**Texto de lectura:**

========

Un sincrotrón es un acelerador de partículas que permite, entre otras cosas, emitir una luz que va desde la zona de lo visible hasta la de los rayos X, y que se aprovecha para realizar múltiples experimentos que no serían posibles de otra manera. Esta “luz de sincrotrón” permitirá estudiar, por ejemplo, las características de los pigmentos utilizados en los frescos de las iglesias románicas del Pirineo. El Dr. Ramon Pasqual, presidente de la Comisión Ejecutiva del Consorcio Alba – CELLS, amplía este ejemplo afirmando que “si queremos saber de dónde se extraían y cómo se trataban los colores que utilizaron los artistas del románico, hay que estudiar la estructura de estos pigmentos, y esto sólo se puede hacer bajo una luz de sincrotrón”.
La infraestructura que requiere este acelerador de partículas es considerable. En el caso de Alba, el primer sincrotrón del sur de Europa, la instalación constará de un edificio principal de hormigón y vidrio en forma de caracol de 140 metros de diámetro, y dos plantas subterráneas donde se ubicarán los talleres y los centros de producción de energía. En total la superficie ocupada se aproximará según el proyecto actual a los 23.000 metros cuadrados.

========

Extractos de un conjunto de datos
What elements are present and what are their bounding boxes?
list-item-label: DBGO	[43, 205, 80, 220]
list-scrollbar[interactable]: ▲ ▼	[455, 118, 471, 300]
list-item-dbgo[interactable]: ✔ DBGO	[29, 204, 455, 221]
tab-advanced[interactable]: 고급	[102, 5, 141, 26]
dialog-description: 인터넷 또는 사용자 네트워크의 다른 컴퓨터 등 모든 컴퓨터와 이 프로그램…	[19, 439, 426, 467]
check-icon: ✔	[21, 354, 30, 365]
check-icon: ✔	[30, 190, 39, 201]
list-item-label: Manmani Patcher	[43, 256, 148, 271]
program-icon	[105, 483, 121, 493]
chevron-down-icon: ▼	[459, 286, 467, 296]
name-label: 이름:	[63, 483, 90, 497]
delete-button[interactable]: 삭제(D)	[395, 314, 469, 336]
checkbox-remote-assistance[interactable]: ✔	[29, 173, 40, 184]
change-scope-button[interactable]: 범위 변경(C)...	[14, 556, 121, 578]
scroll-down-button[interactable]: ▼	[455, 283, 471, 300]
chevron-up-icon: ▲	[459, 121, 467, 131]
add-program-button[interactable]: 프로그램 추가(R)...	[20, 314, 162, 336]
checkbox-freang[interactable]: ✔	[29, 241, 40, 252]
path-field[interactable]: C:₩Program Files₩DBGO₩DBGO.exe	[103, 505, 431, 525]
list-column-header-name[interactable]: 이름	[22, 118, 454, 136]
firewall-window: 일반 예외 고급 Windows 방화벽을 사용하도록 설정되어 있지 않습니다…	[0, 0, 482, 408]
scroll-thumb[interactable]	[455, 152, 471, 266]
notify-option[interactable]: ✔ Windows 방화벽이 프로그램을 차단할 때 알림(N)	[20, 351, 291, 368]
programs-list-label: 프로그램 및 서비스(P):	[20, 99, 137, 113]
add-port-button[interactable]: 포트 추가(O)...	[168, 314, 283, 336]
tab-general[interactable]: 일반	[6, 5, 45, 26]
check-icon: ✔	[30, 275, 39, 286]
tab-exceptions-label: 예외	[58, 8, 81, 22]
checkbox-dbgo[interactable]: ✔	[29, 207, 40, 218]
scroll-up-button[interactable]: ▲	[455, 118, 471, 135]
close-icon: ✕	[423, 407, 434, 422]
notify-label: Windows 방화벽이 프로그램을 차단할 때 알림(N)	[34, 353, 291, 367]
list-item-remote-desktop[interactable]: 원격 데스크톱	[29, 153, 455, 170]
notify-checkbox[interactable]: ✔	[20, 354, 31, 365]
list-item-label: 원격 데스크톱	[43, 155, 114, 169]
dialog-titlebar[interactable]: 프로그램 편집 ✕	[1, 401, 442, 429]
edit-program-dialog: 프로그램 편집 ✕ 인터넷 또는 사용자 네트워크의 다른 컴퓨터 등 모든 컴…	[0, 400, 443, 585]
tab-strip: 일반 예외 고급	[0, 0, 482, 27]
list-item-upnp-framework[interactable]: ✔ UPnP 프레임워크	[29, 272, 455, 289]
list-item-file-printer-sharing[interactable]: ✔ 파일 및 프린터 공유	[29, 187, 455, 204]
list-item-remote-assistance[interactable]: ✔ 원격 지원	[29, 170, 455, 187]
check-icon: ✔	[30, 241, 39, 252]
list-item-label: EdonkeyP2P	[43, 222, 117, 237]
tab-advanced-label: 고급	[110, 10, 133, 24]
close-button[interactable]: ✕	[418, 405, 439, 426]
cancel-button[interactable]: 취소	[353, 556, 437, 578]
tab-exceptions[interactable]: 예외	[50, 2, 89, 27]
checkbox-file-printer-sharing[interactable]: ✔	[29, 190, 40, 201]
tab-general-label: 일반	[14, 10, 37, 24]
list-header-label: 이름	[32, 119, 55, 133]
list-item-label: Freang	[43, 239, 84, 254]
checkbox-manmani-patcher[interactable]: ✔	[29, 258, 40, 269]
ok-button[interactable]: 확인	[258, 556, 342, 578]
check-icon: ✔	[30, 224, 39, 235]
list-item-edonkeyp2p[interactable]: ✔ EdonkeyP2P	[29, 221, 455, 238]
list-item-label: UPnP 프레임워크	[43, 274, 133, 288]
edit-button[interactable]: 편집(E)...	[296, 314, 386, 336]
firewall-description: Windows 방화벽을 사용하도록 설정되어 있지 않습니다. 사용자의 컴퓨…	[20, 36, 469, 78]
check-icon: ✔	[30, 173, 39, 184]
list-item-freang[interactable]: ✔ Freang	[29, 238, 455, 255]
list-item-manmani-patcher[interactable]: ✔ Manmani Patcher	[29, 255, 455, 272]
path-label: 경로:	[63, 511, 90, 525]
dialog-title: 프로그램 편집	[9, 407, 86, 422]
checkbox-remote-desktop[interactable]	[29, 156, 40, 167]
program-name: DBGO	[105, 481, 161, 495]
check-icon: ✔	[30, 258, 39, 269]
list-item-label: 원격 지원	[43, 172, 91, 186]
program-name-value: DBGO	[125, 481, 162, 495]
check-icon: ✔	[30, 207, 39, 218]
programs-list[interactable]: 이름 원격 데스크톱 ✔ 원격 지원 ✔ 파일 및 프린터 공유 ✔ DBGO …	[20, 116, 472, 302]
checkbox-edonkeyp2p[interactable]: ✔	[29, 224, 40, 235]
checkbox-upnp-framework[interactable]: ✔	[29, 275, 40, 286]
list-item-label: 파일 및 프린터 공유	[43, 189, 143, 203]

========

**Lista de actividades:**
- A) Copia de nuevo el texto sobre el sincrotrón en todo lo que va desde "La infraestructura que" hasta "23.000 metros cuadrados.", y cambia "hormigón" por "acero".
- B) Traduce al inglés esta oración del texto sobre el sincrotrón: "La infraestructura que requiere este acelerador de partículas es considerable."
- C) Prosigue el texto sobre el sincrotrón Alba a partir de su última oración.
Los ítems provienen de una fuente distinta a la del texto.

**Respuestas:**
- A)
La infraestructura que requiere este acelerador de partículas es considerable. En el caso de Alba, el primer sincrotrón del sur de Europa, la instalación constará de un edificio principal de acero y vidrio en forma de caracol de 140 metros de diámetro, y dos plantas subterráneas donde se ubicarán los talleres y los centros de producción de energía. En total la superficie ocupada se aproximará según el proyecto actual a los 23.000 metros cuadrados.

- B) The infrastructure that this particle accelerator requires is considerable.

- C)
Invertir en atracción de talento
La inversión que supone esta gigantesca infraestructura ha sido aportada por el ejecutivo central español y por el gobierno autonómico de la Generalitat de Cataluña, que han aprobado un presupuesto de 200 millones de euros para la fase inicial del proyecto. Con este dinero se abordarán los trabajos de construcción del complejo científico, y se abrirán las primeras siete estaciones experimentales desde dónde los investigadores podrán realizar sus experimentos.
El sincrotrón Alba está diseñado para que pueda albergar en un futuro hasta un máximo de treinta estaciones experimentales, a medida que se vayan recaudando los cerca de cuatro millones de euros que cuesta cada una. Para que el sincrotrón Alba funcione a máximo rendimiento, pues, todavía hará falta una inversión de 100 millones de euros, que provendrán mayormente de la iniciativa privada.
ALBA recibirá más de 1.000 investigadores internacionales cada año
Teniendo en cuenta que el tiempo medio de estancia de un grupo de investigación en el sincrotrón es de una semana, el Dr. Ramón Pasqual calcula que Alba “podría atraer a unos 1.000 investigadores al año sólo con las primeras 7 líneas de luz que ya están aprobadas”. Ni que decir tiene que el número de visitantes será mucho mayor a medida que se desarrollen nuevas estaciones experimentales hasta llegar a las treinta que caben en este sincrotrón.
Teniendo en cuenta que Alba será la única fuente de luz de sincrotrón del sur de Europa, la atracción de investigadores de la península Ibérica, Francia y Portugal parece más que asegurada.
Un sincrotrón de tercera generación
Tradicionalmente la aceleración de electrones dentro de un sincrotrón se producía a través de los llamados “imanes dipolares”, que mantenían la trayectoria circular de las partículas para conseguir que emitieran luz.
La tercera generación de sincrotrones sustituye estos imanes por dispositivos de inserción, “que se pueden renovar por otros dispositivos más modernos cuando queden obsoletos sin necesidad de cambiar toda la estructura del anillo de almacenaje del sincrotrón”, según explica Pasqual.